Take every line from the material that has the word "solid" in it.

++++ Input records

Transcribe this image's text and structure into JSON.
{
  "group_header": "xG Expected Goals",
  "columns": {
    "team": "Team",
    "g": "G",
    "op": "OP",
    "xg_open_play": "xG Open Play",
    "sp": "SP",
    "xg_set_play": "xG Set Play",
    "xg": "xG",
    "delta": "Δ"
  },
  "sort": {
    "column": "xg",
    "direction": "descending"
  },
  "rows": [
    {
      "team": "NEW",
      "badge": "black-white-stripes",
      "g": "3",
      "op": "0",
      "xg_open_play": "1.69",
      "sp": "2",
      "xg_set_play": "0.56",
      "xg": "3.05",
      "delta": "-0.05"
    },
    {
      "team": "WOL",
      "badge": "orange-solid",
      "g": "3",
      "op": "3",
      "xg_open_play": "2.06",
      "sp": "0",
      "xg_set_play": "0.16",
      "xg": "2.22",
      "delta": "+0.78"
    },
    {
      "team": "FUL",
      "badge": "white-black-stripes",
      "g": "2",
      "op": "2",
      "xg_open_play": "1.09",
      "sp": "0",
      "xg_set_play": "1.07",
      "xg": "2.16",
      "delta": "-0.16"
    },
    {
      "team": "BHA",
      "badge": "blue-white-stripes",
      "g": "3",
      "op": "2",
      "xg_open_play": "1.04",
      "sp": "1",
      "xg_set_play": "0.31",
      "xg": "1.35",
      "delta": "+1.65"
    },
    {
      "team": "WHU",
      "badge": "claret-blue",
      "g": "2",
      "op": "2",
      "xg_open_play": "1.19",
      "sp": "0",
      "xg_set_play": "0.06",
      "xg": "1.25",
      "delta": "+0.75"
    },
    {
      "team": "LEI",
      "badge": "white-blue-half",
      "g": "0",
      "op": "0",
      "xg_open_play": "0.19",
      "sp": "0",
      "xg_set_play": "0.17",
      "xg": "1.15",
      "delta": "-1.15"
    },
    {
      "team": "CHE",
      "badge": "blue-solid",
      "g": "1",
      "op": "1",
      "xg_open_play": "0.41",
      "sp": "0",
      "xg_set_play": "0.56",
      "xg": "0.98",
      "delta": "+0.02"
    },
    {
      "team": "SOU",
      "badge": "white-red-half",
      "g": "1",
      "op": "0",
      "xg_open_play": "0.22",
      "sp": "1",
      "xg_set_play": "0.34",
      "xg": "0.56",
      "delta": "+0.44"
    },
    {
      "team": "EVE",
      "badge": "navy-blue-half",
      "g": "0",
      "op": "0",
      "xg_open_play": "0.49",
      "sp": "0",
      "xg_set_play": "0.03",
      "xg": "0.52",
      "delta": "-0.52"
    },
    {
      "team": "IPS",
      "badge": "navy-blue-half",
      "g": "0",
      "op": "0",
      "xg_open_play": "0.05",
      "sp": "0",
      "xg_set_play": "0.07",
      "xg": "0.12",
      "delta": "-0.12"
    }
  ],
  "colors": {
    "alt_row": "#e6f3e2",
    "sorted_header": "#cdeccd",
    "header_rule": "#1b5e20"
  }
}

++++++++

## Answer to this problem
      "badge": "orange-solid",
      "badge": "blue-solid",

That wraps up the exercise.